**EXERCISE REQUIREMENTS**
Pick every line from the data that holds the word "description".

begin GIVEN INFORMATION

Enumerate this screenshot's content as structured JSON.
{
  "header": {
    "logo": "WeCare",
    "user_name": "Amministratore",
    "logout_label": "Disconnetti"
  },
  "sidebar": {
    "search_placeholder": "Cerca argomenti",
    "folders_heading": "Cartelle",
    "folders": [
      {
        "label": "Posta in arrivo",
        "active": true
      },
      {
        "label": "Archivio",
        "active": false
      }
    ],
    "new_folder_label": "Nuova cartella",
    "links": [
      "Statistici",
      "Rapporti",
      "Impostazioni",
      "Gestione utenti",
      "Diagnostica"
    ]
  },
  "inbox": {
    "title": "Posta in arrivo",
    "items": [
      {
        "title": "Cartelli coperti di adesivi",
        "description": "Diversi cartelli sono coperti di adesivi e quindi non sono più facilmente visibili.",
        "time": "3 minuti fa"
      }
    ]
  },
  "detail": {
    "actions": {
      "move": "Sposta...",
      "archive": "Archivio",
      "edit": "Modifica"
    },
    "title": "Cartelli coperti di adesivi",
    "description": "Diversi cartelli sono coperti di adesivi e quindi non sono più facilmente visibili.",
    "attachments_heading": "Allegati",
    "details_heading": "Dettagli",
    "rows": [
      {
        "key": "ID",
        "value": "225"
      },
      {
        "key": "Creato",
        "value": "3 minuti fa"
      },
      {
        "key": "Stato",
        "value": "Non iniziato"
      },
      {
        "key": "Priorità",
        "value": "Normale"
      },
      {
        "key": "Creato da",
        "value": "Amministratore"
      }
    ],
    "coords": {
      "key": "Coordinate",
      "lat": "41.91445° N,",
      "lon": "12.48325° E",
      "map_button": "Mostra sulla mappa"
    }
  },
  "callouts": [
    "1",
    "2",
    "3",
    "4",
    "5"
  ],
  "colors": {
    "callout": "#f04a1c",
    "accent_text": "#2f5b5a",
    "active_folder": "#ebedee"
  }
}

end GIVEN INFORMATION

**WRITTEN ANSWER**
        "description": "Diversi cartelli sono coperti di adesivi e quindi non sono più facilmente visibili.",
    "description": "Diversi cartelli sono coperti di adesivi e quindi non sono più facilmente visibili.",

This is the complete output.